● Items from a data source
________________

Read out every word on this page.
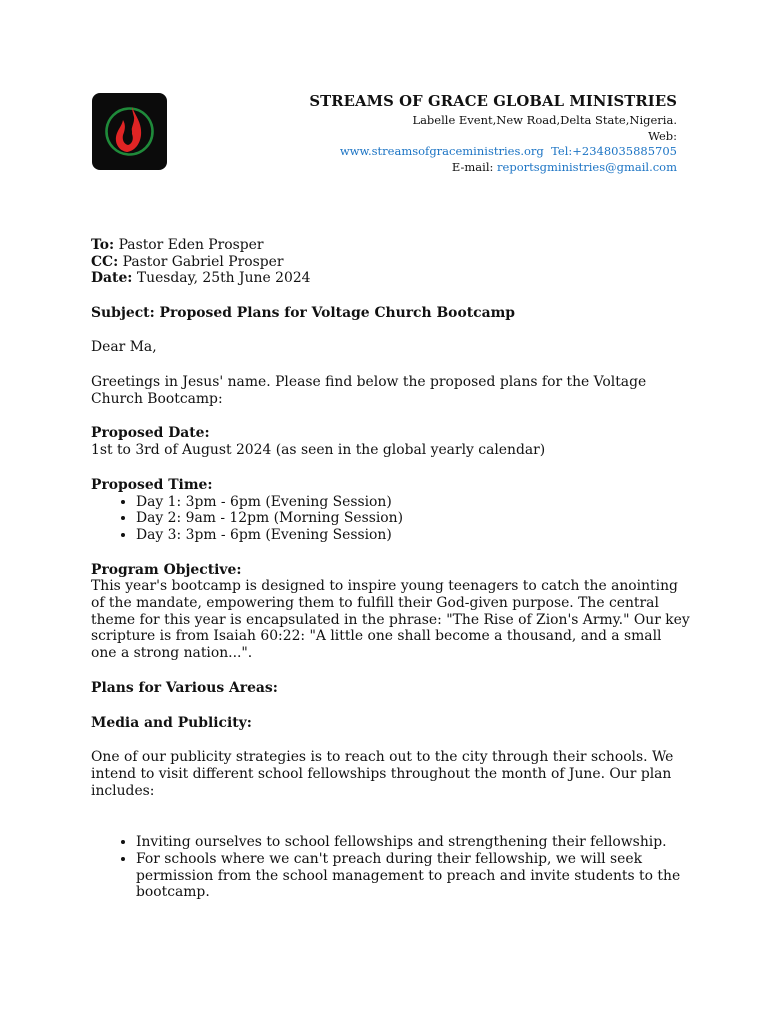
STREAMS OF GRACE GLOBAL MINISTRIES
Labelle Event,New Road,Delta State,Nigeria.
Web:
www.streamsofgraceministries.org Tel:+2348035885705
E-mail: reportsgministries@gmail.com
To: Pastor Eden Prosper
CC: Pastor Gabriel Prosper
Date: Tuesday, 25th June 2024
Subject: Proposed Plans for Voltage Church Bootcamp
Dear Ma,
Greetings in Jesus' name. Please find below the proposed plans for the Voltage Church Bootcamp:
Proposed Date:
1st to 3rd of August 2024 (as seen in the global yearly calendar)
Proposed Time:
• Day 1: 3pm - 6pm (Evening Session)
• Day 2: 9am - 12pm (Morning Session)
• Day 3: 3pm - 6pm (Evening Session)
Program Objective:
This year's bootcamp is designed to inspire young teenagers to catch the anointing of the mandate, empowering them to fulfill their God-given purpose. The central theme for this year is encapsulated in the phrase: "The Rise of Zion's Army." Our key scripture is from Isaiah 60:22: "A little one shall become a thousand, and a small one a strong nation...".
Plans for Various Areas:
Media and Publicity:
One of our publicity strategies is to reach out to the city through their schools. We intend to visit different school fellowships throughout the month of June. Our plan includes:
• Inviting ourselves to school fellowships and strengthening their fellowship.
• For schools where we can't preach during their fellowship, we will seek permission from the school management to preach and invite students to the bootcamp.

________________

● THE PROBLEM
Every record must be copied exactly, with the pictures left out.

● WRITTEN RESPONSE
Read out every word on this page.
STREAMS OF GRACE GLOBAL MINISTRIES
Labelle Event,New Road,Delta State,Nigeria.
Web:
www.streamsofgraceministries.org Tel:+2348035885705
E-mail: reportsgministries@gmail.com
To: Pastor Eden Prosper
CC: Pastor Gabriel Prosper
Date: Tuesday, 25th June 2024
Subject: Proposed Plans for Voltage Church Bootcamp
Dear Ma,
Greetings in Jesus' name. Please find below the proposed plans for the Voltage Church Bootcamp:
Proposed Date:
1st to 3rd of August 2024 (as seen in the global yearly calendar)
Proposed Time:
• Day 1: 3pm - 6pm (Evening Session)
• Day 2: 9am - 12pm (Morning Session)
• Day 3: 3pm - 6pm (Evening Session)
Program Objective:
This year's bootcamp is designed to inspire young teenagers to catch the anointing of the mandate, empowering them to fulfill their God-given purpose. The central theme for this year is encapsulated in the phrase: "The Rise of Zion's Army." Our key scripture is from Isaiah 60:22: "A little one shall become a thousand, and a small one a strong nation...".
Plans for Various Areas:
Media and Publicity:
One of our publicity strategies is to reach out to the city through their schools. We intend to visit different school fellowships throughout the month of June. Our plan includes:
• Inviting ourselves to school fellowships and strengthening their fellowship.
• For schools where we can't preach during their fellowship, we will seek permission from the school management to preach and invite students to the bootcamp.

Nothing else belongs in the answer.